> Exercise goal:
Without changing a character, return the entries, but not the images they hold.

> Entries provided:
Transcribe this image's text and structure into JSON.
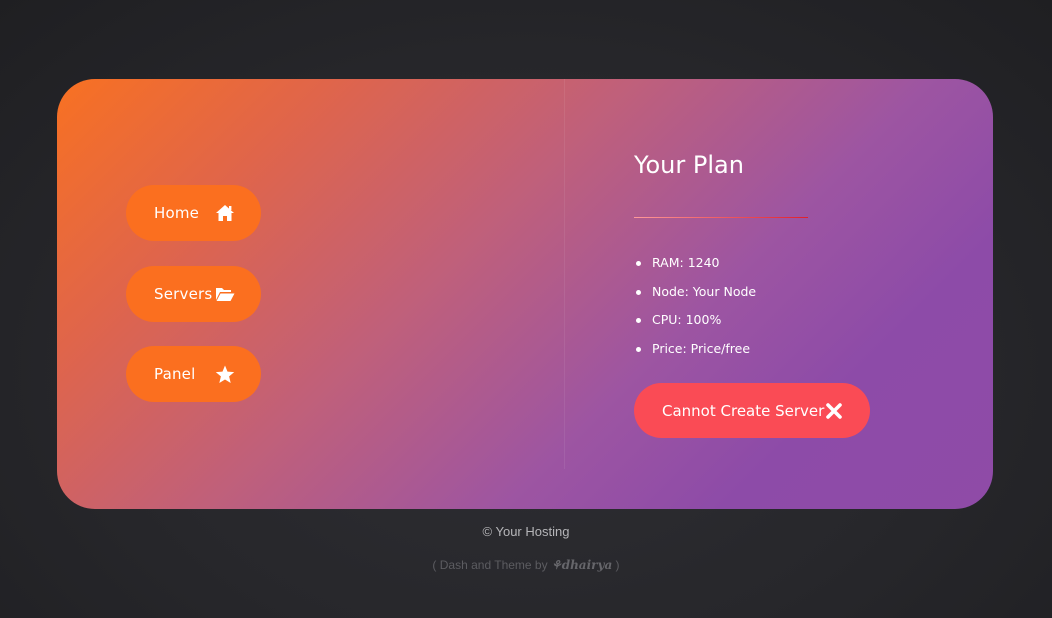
{
  "nav": {
    "items": [
      {
        "label": "Home",
        "icon": "home-icon"
      },
      {
        "label": "Servers",
        "icon": "folder-open-icon"
      },
      {
        "label": "Panel",
        "icon": "star-icon"
      }
    ]
  },
  "plan": {
    "title": "Your Plan",
    "specs": [
      "RAM: 1240",
      "Node: Your Node",
      "CPU: 100%",
      "Price: Price/free"
    ],
    "action_label": "Cannot Create Server",
    "action_icon": "close-icon"
  },
  "footer": {
    "copyright": "© Your Hosting",
    "credit_prefix": "( Dash and Theme by ",
    "credit_author": "⚘dhairya",
    "credit_suffix": " )"
  },
  "colors": {
    "nav_button": "#fb6f1f",
    "action_button": "#fa4b55",
    "gradient_start": "#f87122",
    "gradient_end": "#8f4ba7",
    "background": "#2a2a2e"
  }
}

> Response below:
Transcribe this image's text and structure into JSON.
{
  "nav": {
    "items": [
      {
        "label": "Home",
        "icon": "home-icon"
      },
      {
        "label": "Servers",
        "icon": "folder-open-icon"
      },
      {
        "label": "Panel",
        "icon": "star-icon"
      }
    ]
  },
  "plan": {
    "title": "Your Plan",
    "specs": [
      "RAM: 1240",
      "Node: Your Node",
      "CPU: 100%",
      "Price: Price/free"
    ],
    "action_label": "Cannot Create Server",
    "action_icon": "close-icon"
  },
  "footer": {
    "copyright": "© Your Hosting",
    "credit_prefix": "( Dash and Theme by ",
    "credit_author": "⚘dhairya",
    "credit_suffix": " )"
  },
  "colors": {
    "nav_button": "#fb6f1f",
    "action_button": "#fa4b55",
    "gradient_start": "#f87122",
    "gradient_end": "#8f4ba7",
    "background": "#2a2a2e"
  }
}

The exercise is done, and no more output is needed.